§ Given problem
Your answer should be one number: the count of lines in these entries that hold the word "color".

§ Input records
::::::::::

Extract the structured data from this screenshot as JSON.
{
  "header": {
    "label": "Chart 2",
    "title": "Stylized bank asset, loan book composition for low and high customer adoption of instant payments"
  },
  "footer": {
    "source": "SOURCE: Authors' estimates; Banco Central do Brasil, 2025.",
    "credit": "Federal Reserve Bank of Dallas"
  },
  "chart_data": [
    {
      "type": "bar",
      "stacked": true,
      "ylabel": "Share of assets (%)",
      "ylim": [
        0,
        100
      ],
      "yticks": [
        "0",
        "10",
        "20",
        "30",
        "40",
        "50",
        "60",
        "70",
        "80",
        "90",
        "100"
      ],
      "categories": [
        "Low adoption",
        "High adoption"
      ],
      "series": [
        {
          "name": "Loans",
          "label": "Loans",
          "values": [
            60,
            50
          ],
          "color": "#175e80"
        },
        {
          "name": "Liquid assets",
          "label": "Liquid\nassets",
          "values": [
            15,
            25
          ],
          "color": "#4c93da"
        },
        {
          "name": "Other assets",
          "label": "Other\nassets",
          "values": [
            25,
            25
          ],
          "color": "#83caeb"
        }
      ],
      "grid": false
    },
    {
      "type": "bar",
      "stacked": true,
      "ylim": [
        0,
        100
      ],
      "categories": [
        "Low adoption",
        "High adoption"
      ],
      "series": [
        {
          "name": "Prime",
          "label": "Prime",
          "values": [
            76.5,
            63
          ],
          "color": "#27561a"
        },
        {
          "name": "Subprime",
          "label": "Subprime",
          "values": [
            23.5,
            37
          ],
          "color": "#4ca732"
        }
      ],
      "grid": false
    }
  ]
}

::::::::::

§ Answer for this exercise
5